### The exercise
All of the data needs to be repeated exactly.

:: Entries supplied ::

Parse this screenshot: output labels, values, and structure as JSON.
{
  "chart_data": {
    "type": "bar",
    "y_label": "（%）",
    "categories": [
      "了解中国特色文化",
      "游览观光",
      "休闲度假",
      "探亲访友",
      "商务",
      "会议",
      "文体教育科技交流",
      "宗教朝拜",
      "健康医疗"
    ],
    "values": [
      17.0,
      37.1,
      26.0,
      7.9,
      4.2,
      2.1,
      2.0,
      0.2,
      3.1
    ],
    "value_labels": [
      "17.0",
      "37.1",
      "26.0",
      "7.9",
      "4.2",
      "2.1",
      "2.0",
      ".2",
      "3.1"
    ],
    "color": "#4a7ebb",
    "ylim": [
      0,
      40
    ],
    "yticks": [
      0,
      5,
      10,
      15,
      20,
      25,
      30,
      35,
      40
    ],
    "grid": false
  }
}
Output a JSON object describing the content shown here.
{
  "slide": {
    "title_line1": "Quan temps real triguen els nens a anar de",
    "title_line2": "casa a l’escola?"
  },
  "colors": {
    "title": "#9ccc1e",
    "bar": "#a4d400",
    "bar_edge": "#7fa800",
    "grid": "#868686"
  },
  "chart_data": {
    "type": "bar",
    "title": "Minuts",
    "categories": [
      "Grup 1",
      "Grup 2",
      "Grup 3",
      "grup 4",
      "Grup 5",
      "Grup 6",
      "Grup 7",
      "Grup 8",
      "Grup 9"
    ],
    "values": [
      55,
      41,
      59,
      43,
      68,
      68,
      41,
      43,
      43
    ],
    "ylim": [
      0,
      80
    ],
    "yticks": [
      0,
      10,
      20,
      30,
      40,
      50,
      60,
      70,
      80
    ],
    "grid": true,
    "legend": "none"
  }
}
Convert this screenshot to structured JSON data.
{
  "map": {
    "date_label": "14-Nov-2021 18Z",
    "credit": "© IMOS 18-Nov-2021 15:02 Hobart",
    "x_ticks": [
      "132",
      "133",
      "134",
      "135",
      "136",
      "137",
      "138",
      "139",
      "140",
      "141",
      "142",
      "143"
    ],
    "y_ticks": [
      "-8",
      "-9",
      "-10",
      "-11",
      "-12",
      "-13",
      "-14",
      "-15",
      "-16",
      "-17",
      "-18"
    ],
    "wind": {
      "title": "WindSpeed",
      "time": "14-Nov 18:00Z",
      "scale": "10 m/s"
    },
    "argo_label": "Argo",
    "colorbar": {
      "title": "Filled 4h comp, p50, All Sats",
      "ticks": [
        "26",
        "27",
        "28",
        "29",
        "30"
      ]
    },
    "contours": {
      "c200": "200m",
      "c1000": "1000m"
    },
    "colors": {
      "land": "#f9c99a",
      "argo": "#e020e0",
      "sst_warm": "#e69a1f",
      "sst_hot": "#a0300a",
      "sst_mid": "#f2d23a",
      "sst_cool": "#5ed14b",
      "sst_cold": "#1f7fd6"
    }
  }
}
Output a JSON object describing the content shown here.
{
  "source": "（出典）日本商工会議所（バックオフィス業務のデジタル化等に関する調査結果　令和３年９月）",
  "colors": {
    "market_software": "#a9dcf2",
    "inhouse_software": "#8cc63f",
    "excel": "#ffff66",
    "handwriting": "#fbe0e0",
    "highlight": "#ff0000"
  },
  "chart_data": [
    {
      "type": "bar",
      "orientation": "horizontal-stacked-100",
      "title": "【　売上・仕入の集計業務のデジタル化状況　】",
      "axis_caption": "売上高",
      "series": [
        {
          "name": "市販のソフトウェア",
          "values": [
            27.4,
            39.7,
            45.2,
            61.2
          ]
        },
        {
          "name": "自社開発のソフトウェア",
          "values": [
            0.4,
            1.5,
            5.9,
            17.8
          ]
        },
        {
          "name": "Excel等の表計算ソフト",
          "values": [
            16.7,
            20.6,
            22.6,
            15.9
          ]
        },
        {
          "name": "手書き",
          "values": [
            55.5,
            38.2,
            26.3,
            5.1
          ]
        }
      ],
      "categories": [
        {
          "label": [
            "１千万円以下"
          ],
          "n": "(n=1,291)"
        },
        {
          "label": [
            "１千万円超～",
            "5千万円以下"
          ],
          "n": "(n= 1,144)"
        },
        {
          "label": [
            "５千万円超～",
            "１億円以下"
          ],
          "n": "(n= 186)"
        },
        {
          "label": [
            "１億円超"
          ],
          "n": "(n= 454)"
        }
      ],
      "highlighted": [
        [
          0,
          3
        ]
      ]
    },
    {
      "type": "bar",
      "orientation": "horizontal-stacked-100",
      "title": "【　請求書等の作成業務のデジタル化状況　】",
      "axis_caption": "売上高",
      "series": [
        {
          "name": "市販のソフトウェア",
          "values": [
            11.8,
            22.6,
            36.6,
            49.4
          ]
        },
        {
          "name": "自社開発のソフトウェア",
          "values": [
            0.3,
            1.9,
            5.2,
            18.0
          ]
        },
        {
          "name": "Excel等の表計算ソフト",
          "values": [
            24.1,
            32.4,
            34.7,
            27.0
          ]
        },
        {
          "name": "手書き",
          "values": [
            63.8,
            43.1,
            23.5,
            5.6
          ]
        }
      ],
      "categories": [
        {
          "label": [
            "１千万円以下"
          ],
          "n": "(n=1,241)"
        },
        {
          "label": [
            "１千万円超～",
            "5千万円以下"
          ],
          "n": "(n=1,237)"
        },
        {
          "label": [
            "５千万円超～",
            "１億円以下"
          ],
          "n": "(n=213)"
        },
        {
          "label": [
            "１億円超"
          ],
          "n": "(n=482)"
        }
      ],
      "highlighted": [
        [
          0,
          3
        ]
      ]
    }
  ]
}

:::

### Solution
Parse this screenshot: output labels, values, and structure as JSON.
{
  "chart_data": {
    "type": "bar",
    "y_label": "（%）",
    "categories": [
      "了解中国特色文化",
      "游览观光",
      "休闲度假",
      "探亲访友",
      "商务",
      "会议",
      "文体教育科技交流",
      "宗教朝拜",
      "健康医疗"
    ],
    "values": [
      17.0,
      37.1,
      26.0,
      7.9,
      4.2,
      2.1,
      2.0,
      0.2,
      3.1
    ],
    "value_labels": [
      "17.0",
      "37.1",
      "26.0",
      "7.9",
      "4.2",
      "2.1",
      "2.0",
      ".2",
      "3.1"
    ],
    "color": "#4a7ebb",
    "ylim": [
      0,
      40
    ],
    "yticks": [
      0,
      5,
      10,
      15,
      20,
      25,
      30,
      35,
      40
    ],
    "grid": false
  }
}
Output a JSON object describing the content shown here.
{
  "slide": {
    "title_line1": "Quan temps real triguen els nens a anar de",
    "title_line2": "casa a l’escola?"
  },
  "colors": {
    "title": "#9ccc1e",
    "bar": "#a4d400",
    "bar_edge": "#7fa800",
    "grid": "#868686"
  },
  "chart_data": {
    "type": "bar",
    "title": "Minuts",
    "categories": [
      "Grup 1",
      "Grup 2",
      "Grup 3",
      "grup 4",
      "Grup 5",
      "Grup 6",
      "Grup 7",
      "Grup 8",
      "Grup 9"
    ],
    "values": [
      55,
      41,
      59,
      43,
      68,
      68,
      41,
      43,
      43
    ],
    "ylim": [
      0,
      80
    ],
    "yticks": [
      0,
      10,
      20,
      30,
      40,
      50,
      60,
      70,
      80
    ],
    "grid": true,
    "legend": "none"
  }
}
Convert this screenshot to structured JSON data.
{
  "map": {
    "date_label": "14-Nov-2021 18Z",
    "credit": "© IMOS 18-Nov-2021 15:02 Hobart",
    "x_ticks": [
      "132",
      "133",
      "134",
      "135",
      "136",
      "137",
      "138",
      "139",
      "140",
      "141",
      "142",
      "143"
    ],
    "y_ticks": [
      "-8",
      "-9",
      "-10",
      "-11",
      "-12",
      "-13",
      "-14",
      "-15",
      "-16",
      "-17",
      "-18"
    ],
    "wind": {
      "title": "WindSpeed",
      "time": "14-Nov 18:00Z",
      "scale": "10 m/s"
    },
    "argo_label": "Argo",
    "colorbar": {
      "title": "Filled 4h comp, p50, All Sats",
      "ticks": [
        "26",
        "27",
        "28",
        "29",
        "30"
      ]
    },
    "contours": {
      "c200": "200m",
      "c1000": "1000m"
    },
    "colors": {
      "land": "#f9c99a",
      "argo": "#e020e0",
      "sst_warm": "#e69a1f",
      "sst_hot": "#a0300a",
      "sst_mid": "#f2d23a",
      "sst_cool": "#5ed14b",
      "sst_cold": "#1f7fd6"
    }
  }
}
Output a JSON object describing the content shown here.
{
  "source": "（出典）日本商工会議所（バックオフィス業務のデジタル化等に関する調査結果　令和３年９月）",
  "colors": {
    "market_software": "#a9dcf2",
    "inhouse_software": "#8cc63f",
    "excel": "#ffff66",
    "handwriting": "#fbe0e0",
    "highlight": "#ff0000"
  },
  "chart_data": [
    {
      "type": "bar",
      "orientation": "horizontal-stacked-100",
      "title": "【　売上・仕入の集計業務のデジタル化状況　】",
      "axis_caption": "売上高",
      "series": [
        {
          "name": "市販のソフトウェア",
          "values": [
            27.4,
            39.7,
            45.2,
            61.2
          ]
        },
        {
          "name": "自社開発のソフトウェア",
          "values": [
            0.4,
            1.5,
            5.9,
            17.8
          ]
        },
        {
          "name": "Excel等の表計算ソフト",
          "values": [
            16.7,
            20.6,
            22.6,
            15.9
          ]
        },
        {
          "name": "手書き",
          "values": [
            55.5,
            38.2,
            26.3,
            5.1
          ]
        }
      ],
      "categories": [
        {
          "label": [
            "１千万円以下"
          ],
          "n": "(n=1,291)"
        },
        {
          "label": [
            "１千万円超～",
            "5千万円以下"
          ],
          "n": "(n= 1,144)"
        },
        {
          "label": [
            "５千万円超～",
            "１億円以下"
          ],
          "n": "(n= 186)"
        },
        {
          "label": [
            "１億円超"
          ],
          "n": "(n= 454)"
        }
      ],
      "highlighted": [
        [
          0,
          3
        ]
      ]
    },
    {
      "type": "bar",
      "orientation": "horizontal-stacked-100",
      "title": "【　請求書等の作成業務のデジタル化状況　】",
      "axis_caption": "売上高",
      "series": [
        {
          "name": "市販のソフトウェア",
          "values": [
            11.8,
            22.6,
            36.6,
            49.4
          ]
        },
        {
          "name": "自社開発のソフトウェア",
          "values": [
            0.3,
            1.9,
            5.2,
            18.0
          ]
        },
        {
          "name": "Excel等の表計算ソフト",
          "values": [
            24.1,
            32.4,
            34.7,
            27.0
          ]
        },
        {
          "name": "手書き",
          "values": [
            63.8,
            43.1,
            23.5,
            5.6
          ]
        }
      ],
      "categories": [
        {
          "label": [
            "１千万円以下"
          ],
          "n": "(n=1,241)"
        },
        {
          "label": [
            "１千万円超～",
            "5千万円以下"
          ],
          "n": "(n=1,237)"
        },
        {
          "label": [
            "５千万円超～",
            "１億円以下"
          ],
          "n": "(n=213)"
        },
        {
          "label": [
            "１億円超"
          ],
          "n": "(n=482)"
        }
      ],
      "highlighted": [
        [
          0,
          3
        ]
      ]
    }
  ]
}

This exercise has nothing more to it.